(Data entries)

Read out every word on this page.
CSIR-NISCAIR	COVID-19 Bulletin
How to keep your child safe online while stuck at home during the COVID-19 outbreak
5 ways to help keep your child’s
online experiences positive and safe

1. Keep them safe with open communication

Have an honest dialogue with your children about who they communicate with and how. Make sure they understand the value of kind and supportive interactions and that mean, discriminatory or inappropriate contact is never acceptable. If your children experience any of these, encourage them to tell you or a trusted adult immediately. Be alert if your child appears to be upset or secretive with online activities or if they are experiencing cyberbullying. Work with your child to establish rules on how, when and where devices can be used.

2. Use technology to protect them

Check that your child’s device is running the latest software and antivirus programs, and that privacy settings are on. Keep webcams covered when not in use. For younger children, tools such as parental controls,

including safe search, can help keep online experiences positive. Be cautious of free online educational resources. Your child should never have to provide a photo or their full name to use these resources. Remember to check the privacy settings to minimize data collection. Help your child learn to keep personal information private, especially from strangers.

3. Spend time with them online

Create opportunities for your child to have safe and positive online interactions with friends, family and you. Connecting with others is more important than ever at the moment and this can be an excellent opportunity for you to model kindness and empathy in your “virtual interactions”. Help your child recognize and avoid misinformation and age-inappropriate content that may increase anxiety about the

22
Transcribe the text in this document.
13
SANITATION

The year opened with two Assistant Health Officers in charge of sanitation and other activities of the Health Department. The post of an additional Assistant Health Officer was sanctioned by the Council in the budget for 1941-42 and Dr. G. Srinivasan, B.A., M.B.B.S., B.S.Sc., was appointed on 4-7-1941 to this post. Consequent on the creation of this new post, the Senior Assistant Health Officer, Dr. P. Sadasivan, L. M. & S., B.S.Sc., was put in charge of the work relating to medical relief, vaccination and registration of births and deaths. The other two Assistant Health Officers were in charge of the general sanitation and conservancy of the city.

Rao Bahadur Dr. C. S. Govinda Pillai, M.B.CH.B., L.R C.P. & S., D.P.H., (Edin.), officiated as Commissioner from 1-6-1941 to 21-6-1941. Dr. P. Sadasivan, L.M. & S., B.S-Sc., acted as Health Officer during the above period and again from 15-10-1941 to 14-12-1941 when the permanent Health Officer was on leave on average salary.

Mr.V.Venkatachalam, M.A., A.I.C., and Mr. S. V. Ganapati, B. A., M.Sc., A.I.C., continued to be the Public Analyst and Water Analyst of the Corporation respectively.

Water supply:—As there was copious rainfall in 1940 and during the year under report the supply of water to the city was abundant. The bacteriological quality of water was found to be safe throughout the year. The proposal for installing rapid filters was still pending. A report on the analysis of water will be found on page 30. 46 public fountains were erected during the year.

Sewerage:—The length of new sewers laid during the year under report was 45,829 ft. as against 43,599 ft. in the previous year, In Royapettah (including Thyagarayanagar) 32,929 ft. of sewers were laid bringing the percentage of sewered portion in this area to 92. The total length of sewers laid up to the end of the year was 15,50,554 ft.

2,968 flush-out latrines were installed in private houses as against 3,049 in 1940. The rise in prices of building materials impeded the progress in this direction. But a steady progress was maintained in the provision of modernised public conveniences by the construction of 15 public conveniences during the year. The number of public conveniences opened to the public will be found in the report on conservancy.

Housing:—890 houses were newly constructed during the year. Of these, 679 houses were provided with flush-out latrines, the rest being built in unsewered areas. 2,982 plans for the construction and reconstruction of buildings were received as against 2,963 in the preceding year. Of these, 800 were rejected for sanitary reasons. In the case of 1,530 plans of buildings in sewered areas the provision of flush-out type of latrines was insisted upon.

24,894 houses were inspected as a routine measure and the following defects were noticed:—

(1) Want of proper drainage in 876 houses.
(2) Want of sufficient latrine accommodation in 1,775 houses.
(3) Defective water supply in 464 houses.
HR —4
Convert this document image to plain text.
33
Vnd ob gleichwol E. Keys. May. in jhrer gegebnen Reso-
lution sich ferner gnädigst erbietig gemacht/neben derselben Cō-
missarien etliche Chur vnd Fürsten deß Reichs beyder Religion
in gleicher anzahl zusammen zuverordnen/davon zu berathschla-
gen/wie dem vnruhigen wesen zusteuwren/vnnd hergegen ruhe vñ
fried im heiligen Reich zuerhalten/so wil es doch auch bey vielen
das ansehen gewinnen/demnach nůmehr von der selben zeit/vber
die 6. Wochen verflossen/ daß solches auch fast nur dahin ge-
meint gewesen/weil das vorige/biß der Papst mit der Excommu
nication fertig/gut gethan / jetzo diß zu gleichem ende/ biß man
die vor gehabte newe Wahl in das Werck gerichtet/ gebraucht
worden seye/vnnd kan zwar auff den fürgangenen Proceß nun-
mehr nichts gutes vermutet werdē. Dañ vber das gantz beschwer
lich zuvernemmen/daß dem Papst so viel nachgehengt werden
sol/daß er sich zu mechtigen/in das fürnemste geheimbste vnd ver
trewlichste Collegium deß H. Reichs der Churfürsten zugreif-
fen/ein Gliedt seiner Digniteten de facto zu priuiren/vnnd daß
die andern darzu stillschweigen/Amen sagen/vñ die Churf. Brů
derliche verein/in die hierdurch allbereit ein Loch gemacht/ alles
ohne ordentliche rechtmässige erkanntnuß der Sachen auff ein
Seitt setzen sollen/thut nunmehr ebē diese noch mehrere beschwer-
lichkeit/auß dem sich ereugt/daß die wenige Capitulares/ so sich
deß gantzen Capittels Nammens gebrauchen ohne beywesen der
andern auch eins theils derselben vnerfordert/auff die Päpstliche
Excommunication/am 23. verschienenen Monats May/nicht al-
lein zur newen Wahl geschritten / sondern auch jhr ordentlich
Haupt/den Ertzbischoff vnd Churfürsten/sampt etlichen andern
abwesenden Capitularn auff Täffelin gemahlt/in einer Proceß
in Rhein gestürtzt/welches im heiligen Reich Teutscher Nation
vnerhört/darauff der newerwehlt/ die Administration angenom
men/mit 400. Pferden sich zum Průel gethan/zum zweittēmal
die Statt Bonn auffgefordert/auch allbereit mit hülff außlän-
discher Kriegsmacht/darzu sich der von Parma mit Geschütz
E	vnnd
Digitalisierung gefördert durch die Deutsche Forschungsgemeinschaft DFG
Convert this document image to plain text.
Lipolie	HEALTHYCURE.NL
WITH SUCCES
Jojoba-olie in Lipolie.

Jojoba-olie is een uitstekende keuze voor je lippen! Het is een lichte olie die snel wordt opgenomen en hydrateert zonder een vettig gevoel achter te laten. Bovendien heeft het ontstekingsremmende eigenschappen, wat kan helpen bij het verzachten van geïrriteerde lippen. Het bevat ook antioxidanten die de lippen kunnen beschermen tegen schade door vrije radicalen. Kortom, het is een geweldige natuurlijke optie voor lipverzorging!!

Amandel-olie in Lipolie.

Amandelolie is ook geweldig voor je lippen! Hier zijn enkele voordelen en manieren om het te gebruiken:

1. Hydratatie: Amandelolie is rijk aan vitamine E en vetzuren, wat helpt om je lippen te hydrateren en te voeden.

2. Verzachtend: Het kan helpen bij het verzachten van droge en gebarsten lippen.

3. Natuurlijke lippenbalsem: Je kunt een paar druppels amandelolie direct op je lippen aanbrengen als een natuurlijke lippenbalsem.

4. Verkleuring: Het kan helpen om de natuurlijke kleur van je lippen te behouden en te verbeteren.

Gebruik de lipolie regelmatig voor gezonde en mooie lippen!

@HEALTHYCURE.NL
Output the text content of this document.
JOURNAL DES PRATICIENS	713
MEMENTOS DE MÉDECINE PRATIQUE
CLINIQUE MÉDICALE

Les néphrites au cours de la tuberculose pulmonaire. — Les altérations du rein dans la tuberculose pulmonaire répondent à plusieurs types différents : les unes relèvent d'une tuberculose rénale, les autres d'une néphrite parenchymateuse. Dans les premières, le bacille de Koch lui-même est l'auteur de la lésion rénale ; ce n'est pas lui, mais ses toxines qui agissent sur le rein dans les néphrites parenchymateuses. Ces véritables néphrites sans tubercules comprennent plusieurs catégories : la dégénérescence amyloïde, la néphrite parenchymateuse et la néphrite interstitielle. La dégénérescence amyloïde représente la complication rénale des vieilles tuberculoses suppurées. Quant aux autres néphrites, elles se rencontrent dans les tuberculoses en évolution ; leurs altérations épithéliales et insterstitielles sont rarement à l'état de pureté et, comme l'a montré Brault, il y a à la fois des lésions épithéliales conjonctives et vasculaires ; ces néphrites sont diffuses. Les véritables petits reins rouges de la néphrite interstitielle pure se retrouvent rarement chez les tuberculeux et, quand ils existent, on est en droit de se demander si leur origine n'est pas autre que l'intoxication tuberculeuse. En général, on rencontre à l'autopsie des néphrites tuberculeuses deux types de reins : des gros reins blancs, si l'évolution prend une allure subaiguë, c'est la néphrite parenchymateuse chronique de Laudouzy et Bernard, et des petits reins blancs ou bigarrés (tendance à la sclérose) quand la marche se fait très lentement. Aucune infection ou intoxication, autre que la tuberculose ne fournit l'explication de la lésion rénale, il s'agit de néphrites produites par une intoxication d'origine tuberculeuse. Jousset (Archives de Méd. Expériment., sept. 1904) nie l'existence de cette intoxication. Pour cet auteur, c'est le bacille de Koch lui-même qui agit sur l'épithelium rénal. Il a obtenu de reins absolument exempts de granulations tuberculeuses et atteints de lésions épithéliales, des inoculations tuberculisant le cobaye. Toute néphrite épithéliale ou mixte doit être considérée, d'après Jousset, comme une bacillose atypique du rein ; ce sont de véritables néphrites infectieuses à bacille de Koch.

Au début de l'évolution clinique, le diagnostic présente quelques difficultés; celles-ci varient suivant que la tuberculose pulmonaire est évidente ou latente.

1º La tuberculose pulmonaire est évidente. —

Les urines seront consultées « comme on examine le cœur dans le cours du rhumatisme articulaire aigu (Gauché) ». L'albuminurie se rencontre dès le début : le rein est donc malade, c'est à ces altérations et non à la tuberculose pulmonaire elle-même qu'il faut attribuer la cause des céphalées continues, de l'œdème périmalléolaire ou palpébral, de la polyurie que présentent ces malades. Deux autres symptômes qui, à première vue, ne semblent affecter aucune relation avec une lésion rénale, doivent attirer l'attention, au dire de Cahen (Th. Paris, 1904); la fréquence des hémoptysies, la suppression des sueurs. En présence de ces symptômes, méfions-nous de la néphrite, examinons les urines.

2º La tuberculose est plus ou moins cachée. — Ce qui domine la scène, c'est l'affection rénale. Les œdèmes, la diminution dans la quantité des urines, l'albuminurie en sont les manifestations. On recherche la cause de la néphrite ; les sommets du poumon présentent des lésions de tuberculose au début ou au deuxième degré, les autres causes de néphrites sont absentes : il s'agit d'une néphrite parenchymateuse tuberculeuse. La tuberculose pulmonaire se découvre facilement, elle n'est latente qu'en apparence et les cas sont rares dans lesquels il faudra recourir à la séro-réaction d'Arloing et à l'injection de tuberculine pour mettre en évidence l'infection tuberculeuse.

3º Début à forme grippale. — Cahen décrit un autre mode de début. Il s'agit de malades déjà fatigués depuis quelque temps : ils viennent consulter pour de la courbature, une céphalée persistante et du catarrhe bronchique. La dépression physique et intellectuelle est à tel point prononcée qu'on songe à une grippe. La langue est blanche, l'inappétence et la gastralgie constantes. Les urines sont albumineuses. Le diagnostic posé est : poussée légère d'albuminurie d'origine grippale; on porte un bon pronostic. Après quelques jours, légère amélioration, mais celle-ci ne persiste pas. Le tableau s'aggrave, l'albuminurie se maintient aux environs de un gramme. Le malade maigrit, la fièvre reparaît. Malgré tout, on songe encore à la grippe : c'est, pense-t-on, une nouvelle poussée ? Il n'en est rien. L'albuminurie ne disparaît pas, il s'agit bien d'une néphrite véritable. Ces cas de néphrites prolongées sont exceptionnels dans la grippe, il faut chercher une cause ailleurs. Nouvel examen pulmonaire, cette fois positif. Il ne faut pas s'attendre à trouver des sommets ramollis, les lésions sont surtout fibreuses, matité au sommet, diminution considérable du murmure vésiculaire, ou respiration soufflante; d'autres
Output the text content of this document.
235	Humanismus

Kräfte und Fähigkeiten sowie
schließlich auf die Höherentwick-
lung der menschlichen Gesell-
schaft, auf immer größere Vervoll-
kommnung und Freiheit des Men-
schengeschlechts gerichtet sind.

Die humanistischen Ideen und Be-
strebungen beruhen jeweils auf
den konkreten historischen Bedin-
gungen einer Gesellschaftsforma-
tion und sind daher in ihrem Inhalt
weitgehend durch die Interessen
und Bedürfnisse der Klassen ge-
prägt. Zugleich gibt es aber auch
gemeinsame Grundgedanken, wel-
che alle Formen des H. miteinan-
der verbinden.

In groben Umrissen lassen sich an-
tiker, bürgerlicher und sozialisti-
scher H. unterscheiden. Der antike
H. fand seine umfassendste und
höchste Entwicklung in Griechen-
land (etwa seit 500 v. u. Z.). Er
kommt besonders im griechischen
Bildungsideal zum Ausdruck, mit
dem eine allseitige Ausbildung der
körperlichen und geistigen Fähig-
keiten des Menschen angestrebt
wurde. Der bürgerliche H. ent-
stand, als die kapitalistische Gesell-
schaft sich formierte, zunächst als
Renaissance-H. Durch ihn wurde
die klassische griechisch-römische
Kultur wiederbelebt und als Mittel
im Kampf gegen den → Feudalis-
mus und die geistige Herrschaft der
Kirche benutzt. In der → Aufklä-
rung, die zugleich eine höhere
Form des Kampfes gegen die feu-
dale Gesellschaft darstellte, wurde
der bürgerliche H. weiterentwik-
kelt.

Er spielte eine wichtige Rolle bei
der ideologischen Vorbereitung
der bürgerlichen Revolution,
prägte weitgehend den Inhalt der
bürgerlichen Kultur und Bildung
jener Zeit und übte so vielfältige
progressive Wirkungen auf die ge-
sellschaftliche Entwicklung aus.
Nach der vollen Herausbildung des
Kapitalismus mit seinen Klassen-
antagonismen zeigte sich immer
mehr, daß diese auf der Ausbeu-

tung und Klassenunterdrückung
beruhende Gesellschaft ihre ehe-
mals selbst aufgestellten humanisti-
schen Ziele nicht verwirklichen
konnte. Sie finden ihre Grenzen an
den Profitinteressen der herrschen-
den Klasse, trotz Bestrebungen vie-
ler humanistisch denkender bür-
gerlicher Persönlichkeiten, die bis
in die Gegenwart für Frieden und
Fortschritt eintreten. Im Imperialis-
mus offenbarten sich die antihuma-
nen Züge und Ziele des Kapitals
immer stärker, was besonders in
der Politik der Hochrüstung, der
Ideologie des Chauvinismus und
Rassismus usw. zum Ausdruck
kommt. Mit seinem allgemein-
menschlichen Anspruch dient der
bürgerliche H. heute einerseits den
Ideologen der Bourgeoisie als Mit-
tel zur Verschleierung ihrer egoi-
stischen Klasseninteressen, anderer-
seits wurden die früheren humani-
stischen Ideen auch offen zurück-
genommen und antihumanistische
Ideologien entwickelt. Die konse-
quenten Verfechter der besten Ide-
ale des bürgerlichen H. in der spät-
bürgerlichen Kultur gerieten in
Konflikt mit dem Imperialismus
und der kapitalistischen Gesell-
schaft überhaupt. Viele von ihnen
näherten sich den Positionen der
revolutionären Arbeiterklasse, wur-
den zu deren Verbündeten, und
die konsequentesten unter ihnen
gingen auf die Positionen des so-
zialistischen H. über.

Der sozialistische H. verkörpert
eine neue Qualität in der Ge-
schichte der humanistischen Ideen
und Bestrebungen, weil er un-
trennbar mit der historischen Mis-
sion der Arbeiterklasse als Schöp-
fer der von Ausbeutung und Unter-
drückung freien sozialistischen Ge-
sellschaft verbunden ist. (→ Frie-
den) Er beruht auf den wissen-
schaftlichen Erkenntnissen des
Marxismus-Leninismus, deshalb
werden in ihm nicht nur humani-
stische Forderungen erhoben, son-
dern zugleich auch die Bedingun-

● **To do**
Pull each line containing the word "évidente" out of the data above.

● **Response box**
Au début de l'évolution clinique, le diagnostic présente quelques difficultés; celles-ci varient suivant que la tuberculose pulmonaire est évidente ou latente.
1º La tuberculose pulmonaire est évidente. —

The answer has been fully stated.